▶ _EXERCISE PROMPT_:
Of the lines in this listing, how many contain the word "Answer"? Give the number and nothing else.
## begin AVAILABLE DATA
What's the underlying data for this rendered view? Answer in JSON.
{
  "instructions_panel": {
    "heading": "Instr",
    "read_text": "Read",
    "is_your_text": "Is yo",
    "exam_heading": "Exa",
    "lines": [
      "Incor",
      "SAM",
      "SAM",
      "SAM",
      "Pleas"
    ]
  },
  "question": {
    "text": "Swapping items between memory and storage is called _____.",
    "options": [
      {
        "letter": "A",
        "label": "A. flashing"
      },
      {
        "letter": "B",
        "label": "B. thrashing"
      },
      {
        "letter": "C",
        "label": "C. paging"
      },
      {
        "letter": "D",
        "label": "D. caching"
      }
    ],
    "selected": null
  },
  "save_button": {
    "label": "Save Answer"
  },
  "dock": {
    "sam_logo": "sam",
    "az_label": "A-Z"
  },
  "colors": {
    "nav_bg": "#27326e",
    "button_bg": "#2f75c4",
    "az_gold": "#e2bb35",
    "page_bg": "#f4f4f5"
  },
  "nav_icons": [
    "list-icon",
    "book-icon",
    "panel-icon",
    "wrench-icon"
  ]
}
## end AVAILABLE DATA
▶ _TASK RESPONSE_:
2